● **WHAT YOU HAVE TO DO**
Identify the lines containing the word "UnitCost". Copy each one.

● **ITEMS**
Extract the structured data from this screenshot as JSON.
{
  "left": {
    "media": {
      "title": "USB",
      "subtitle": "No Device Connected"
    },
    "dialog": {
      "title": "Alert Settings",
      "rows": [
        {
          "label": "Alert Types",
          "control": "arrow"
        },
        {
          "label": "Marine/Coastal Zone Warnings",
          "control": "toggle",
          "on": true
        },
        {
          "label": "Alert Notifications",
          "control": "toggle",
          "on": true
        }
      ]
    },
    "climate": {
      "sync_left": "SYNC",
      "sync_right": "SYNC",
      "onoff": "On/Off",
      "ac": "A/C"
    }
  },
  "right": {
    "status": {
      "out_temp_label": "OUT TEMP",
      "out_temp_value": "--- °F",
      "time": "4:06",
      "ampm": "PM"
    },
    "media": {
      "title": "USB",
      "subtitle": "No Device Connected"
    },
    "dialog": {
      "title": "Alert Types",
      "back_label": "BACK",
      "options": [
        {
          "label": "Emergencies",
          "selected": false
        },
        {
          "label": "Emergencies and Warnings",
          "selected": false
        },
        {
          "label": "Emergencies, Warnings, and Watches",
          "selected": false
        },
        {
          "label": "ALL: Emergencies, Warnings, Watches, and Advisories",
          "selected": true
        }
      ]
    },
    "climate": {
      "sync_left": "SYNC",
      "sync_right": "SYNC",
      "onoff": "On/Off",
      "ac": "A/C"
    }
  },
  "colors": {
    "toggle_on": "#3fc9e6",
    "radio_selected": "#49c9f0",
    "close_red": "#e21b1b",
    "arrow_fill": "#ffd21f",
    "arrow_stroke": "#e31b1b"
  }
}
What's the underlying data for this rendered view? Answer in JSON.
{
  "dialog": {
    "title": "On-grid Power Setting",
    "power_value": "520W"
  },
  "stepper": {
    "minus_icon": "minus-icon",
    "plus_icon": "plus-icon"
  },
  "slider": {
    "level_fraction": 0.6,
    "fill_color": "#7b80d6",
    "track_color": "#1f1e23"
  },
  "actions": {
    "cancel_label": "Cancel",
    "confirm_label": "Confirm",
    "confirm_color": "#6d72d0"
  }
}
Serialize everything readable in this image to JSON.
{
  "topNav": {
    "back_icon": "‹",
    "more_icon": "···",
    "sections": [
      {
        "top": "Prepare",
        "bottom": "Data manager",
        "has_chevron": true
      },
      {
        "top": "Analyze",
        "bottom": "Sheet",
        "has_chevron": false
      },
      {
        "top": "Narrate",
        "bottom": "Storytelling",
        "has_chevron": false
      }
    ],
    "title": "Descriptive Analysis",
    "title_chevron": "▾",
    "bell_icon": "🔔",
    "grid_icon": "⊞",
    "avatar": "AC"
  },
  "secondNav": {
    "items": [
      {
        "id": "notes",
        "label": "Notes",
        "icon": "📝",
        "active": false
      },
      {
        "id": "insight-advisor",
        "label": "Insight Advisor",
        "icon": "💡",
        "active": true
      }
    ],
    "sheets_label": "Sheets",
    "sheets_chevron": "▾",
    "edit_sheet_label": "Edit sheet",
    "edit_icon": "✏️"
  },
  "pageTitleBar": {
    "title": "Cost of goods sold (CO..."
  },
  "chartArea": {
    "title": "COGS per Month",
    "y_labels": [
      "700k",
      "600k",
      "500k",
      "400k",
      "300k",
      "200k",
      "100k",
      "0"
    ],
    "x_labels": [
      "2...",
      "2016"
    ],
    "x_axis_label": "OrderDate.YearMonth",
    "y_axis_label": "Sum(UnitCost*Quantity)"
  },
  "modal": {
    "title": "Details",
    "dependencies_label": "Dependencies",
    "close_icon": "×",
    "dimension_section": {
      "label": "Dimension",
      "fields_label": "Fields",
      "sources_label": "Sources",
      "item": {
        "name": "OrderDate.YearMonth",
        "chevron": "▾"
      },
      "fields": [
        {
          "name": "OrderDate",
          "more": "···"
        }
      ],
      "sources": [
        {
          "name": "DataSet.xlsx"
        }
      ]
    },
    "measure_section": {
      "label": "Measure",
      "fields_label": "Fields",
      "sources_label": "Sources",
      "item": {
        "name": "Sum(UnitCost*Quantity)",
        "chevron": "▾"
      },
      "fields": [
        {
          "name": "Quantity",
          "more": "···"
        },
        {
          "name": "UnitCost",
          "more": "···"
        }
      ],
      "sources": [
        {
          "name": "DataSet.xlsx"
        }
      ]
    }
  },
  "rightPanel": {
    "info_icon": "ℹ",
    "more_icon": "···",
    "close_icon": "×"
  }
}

● **RESULT FOR THIS TASK**
    "y_axis_label": "Sum(UnitCost*Quantity)"
        "name": "Sum(UnitCost*Quantity)",
          "name": "UnitCost",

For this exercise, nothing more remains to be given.